■ **Exercise brief**
Your task is to output all the records below, word for word.

■ **Data to use**
────

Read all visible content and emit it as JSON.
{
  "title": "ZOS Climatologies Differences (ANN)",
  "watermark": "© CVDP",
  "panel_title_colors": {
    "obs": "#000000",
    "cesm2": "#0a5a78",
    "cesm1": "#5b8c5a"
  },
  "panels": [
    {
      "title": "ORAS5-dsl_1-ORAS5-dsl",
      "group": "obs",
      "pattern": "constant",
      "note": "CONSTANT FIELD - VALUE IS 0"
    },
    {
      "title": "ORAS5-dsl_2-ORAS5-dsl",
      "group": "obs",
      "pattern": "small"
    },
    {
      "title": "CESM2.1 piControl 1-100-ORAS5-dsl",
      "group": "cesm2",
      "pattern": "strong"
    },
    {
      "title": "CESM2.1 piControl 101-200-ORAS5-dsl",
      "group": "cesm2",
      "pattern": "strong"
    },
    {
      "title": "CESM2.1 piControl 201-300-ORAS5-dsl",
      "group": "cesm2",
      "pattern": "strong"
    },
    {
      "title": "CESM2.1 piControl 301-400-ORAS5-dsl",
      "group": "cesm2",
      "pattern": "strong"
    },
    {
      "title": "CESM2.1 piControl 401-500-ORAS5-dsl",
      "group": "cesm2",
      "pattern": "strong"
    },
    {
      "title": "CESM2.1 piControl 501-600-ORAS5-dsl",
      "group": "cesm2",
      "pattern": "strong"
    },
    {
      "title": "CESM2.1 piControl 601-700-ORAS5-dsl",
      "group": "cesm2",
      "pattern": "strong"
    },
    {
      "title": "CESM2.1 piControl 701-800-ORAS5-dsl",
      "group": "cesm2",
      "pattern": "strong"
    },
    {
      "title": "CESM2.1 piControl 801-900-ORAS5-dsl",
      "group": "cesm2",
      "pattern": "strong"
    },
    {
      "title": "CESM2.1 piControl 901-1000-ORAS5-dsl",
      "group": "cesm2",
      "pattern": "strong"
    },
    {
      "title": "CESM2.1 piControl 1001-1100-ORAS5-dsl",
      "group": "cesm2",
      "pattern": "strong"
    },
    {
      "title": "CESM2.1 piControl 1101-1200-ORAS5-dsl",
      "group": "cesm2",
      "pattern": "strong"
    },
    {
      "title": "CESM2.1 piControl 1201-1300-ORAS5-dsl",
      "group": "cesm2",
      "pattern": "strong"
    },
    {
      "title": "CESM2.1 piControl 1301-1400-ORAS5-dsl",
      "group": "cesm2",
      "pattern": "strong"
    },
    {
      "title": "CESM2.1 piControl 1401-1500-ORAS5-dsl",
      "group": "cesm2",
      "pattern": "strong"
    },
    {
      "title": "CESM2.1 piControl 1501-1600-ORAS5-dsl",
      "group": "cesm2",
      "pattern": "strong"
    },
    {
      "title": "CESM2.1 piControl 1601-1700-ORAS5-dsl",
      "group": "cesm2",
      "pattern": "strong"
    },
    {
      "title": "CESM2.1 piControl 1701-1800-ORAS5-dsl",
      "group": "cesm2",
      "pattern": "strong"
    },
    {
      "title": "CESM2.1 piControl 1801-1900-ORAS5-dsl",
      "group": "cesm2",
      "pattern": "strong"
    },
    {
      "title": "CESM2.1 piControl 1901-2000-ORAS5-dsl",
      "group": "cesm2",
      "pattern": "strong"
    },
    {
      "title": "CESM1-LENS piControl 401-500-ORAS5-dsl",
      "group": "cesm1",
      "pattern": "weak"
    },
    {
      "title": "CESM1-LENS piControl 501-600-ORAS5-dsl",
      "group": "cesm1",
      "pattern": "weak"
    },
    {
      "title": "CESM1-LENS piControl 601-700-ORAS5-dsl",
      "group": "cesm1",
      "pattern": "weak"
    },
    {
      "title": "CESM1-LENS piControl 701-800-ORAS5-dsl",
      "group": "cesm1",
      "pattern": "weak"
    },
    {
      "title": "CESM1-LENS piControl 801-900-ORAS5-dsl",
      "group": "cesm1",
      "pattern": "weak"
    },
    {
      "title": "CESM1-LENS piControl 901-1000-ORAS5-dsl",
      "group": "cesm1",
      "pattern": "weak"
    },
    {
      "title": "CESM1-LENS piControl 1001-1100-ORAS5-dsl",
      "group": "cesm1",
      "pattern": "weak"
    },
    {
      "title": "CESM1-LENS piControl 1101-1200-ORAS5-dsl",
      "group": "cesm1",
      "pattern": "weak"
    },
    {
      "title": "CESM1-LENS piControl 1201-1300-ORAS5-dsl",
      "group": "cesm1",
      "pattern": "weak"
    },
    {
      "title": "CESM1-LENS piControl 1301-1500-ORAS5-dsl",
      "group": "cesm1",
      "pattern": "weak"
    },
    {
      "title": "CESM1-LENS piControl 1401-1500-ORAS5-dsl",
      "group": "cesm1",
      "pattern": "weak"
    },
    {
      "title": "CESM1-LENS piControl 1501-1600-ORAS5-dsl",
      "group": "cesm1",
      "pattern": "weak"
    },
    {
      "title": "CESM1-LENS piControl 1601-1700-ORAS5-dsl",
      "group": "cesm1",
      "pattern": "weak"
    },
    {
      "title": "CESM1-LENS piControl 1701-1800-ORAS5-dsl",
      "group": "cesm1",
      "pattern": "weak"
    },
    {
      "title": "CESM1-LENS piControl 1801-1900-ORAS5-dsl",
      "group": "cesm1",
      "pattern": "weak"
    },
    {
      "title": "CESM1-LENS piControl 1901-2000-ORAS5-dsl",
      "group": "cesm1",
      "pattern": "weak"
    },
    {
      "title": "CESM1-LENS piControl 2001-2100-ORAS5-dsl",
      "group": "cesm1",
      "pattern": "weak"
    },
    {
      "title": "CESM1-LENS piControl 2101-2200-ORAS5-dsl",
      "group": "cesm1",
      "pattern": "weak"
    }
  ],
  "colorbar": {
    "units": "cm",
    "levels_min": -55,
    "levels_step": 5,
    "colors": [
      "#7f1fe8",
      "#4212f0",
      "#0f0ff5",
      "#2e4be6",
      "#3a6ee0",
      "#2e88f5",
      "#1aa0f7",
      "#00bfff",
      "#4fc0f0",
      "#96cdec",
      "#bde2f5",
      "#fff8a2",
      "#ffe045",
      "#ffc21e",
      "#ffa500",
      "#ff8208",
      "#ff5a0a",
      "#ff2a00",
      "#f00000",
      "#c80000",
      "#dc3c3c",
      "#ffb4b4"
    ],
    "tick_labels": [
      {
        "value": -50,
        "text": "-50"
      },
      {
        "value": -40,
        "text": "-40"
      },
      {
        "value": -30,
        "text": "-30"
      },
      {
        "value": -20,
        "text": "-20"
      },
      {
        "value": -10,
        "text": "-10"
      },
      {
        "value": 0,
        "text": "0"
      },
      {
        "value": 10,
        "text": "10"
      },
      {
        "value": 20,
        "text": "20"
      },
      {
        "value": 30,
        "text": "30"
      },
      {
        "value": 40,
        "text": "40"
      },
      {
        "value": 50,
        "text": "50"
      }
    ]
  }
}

────

■ **Task answer**
Read all visible content and emit it as JSON.
{
  "title": "ZOS Climatologies Differences (ANN)",
  "watermark": "© CVDP",
  "panel_title_colors": {
    "obs": "#000000",
    "cesm2": "#0a5a78",
    "cesm1": "#5b8c5a"
  },
  "panels": [
    {
      "title": "ORAS5-dsl_1-ORAS5-dsl",
      "group": "obs",
      "pattern": "constant",
      "note": "CONSTANT FIELD - VALUE IS 0"
    },
    {
      "title": "ORAS5-dsl_2-ORAS5-dsl",
      "group": "obs",
      "pattern": "small"
    },
    {
      "title": "CESM2.1 piControl 1-100-ORAS5-dsl",
      "group": "cesm2",
      "pattern": "strong"
    },
    {
      "title": "CESM2.1 piControl 101-200-ORAS5-dsl",
      "group": "cesm2",
      "pattern": "strong"
    },
    {
      "title": "CESM2.1 piControl 201-300-ORAS5-dsl",
      "group": "cesm2",
      "pattern": "strong"
    },
    {
      "title": "CESM2.1 piControl 301-400-ORAS5-dsl",
      "group": "cesm2",
      "pattern": "strong"
    },
    {
      "title": "CESM2.1 piControl 401-500-ORAS5-dsl",
      "group": "cesm2",
      "pattern": "strong"
    },
    {
      "title": "CESM2.1 piControl 501-600-ORAS5-dsl",
      "group": "cesm2",
      "pattern": "strong"
    },
    {
      "title": "CESM2.1 piControl 601-700-ORAS5-dsl",
      "group": "cesm2",
      "pattern": "strong"
    },
    {
      "title": "CESM2.1 piControl 701-800-ORAS5-dsl",
      "group": "cesm2",
      "pattern": "strong"
    },
    {
      "title": "CESM2.1 piControl 801-900-ORAS5-dsl",
      "group": "cesm2",
      "pattern": "strong"
    },
    {
      "title": "CESM2.1 piControl 901-1000-ORAS5-dsl",
      "group": "cesm2",
      "pattern": "strong"
    },
    {
      "title": "CESM2.1 piControl 1001-1100-ORAS5-dsl",
      "group": "cesm2",
      "pattern": "strong"
    },
    {
      "title": "CESM2.1 piControl 1101-1200-ORAS5-dsl",
      "group": "cesm2",
      "pattern": "strong"
    },
    {
      "title": "CESM2.1 piControl 1201-1300-ORAS5-dsl",
      "group": "cesm2",
      "pattern": "strong"
    },
    {
      "title": "CESM2.1 piControl 1301-1400-ORAS5-dsl",
      "group": "cesm2",
      "pattern": "strong"
    },
    {
      "title": "CESM2.1 piControl 1401-1500-ORAS5-dsl",
      "group": "cesm2",
      "pattern": "strong"
    },
    {
      "title": "CESM2.1 piControl 1501-1600-ORAS5-dsl",
      "group": "cesm2",
      "pattern": "strong"
    },
    {
      "title": "CESM2.1 piControl 1601-1700-ORAS5-dsl",
      "group": "cesm2",
      "pattern": "strong"
    },
    {
      "title": "CESM2.1 piControl 1701-1800-ORAS5-dsl",
      "group": "cesm2",
      "pattern": "strong"
    },
    {
      "title": "CESM2.1 piControl 1801-1900-ORAS5-dsl",
      "group": "cesm2",
      "pattern": "strong"
    },
    {
      "title": "CESM2.1 piControl 1901-2000-ORAS5-dsl",
      "group": "cesm2",
      "pattern": "strong"
    },
    {
      "title": "CESM1-LENS piControl 401-500-ORAS5-dsl",
      "group": "cesm1",
      "pattern": "weak"
    },
    {
      "title": "CESM1-LENS piControl 501-600-ORAS5-dsl",
      "group": "cesm1",
      "pattern": "weak"
    },
    {
      "title": "CESM1-LENS piControl 601-700-ORAS5-dsl",
      "group": "cesm1",
      "pattern": "weak"
    },
    {
      "title": "CESM1-LENS piControl 701-800-ORAS5-dsl",
      "group": "cesm1",
      "pattern": "weak"
    },
    {
      "title": "CESM1-LENS piControl 801-900-ORAS5-dsl",
      "group": "cesm1",
      "pattern": "weak"
    },
    {
      "title": "CESM1-LENS piControl 901-1000-ORAS5-dsl",
      "group": "cesm1",
      "pattern": "weak"
    },
    {
      "title": "CESM1-LENS piControl 1001-1100-ORAS5-dsl",
      "group": "cesm1",
      "pattern": "weak"
    },
    {
      "title": "CESM1-LENS piControl 1101-1200-ORAS5-dsl",
      "group": "cesm1",
      "pattern": "weak"
    },
    {
      "title": "CESM1-LENS piControl 1201-1300-ORAS5-dsl",
      "group": "cesm1",
      "pattern": "weak"
    },
    {
      "title": "CESM1-LENS piControl 1301-1500-ORAS5-dsl",
      "group": "cesm1",
      "pattern": "weak"
    },
    {
      "title": "CESM1-LENS piControl 1401-1500-ORAS5-dsl",
      "group": "cesm1",
      "pattern": "weak"
    },
    {
      "title": "CESM1-LENS piControl 1501-1600-ORAS5-dsl",
      "group": "cesm1",
      "pattern": "weak"
    },
    {
      "title": "CESM1-LENS piControl 1601-1700-ORAS5-dsl",
      "group": "cesm1",
      "pattern": "weak"
    },
    {
      "title": "CESM1-LENS piControl 1701-1800-ORAS5-dsl",
      "group": "cesm1",
      "pattern": "weak"
    },
    {
      "title": "CESM1-LENS piControl 1801-1900-ORAS5-dsl",
      "group": "cesm1",
      "pattern": "weak"
    },
    {
      "title": "CESM1-LENS piControl 1901-2000-ORAS5-dsl",
      "group": "cesm1",
      "pattern": "weak"
    },
    {
      "title": "CESM1-LENS piControl 2001-2100-ORAS5-dsl",
      "group": "cesm1",
      "pattern": "weak"
    },
    {
      "title": "CESM1-LENS piControl 2101-2200-ORAS5-dsl",
      "group": "cesm1",
      "pattern": "weak"
    }
  ],
  "colorbar": {
    "units": "cm",
    "levels_min": -55,
    "levels_step": 5,
    "colors": [
      "#7f1fe8",
      "#4212f0",
      "#0f0ff5",
      "#2e4be6",
      "#3a6ee0",
      "#2e88f5",
      "#1aa0f7",
      "#00bfff",
      "#4fc0f0",
      "#96cdec",
      "#bde2f5",
      "#fff8a2",
      "#ffe045",
      "#ffc21e",
      "#ffa500",
      "#ff8208",
      "#ff5a0a",
      "#ff2a00",
      "#f00000",
      "#c80000",
      "#dc3c3c",
      "#ffb4b4"
    ],
    "tick_labels": [
      {
        "value": -50,
        "text": "-50"
      },
      {
        "value": -40,
        "text": "-40"
      },
      {
        "value": -30,
        "text": "-30"
      },
      {
        "value": -20,
        "text": "-20"
      },
      {
        "value": -10,
        "text": "-10"
      },
      {
        "value": 0,
        "text": "0"
      },
      {
        "value": 10,
        "text": "10"
      },
      {
        "value": 20,
        "text": "20"
      },
      {
        "value": 30,
        "text": "30"
      },
      {
        "value": 40,
        "text": "40"
      },
      {
        "value": 50,
        "text": "50"
      }
    ]
  }
}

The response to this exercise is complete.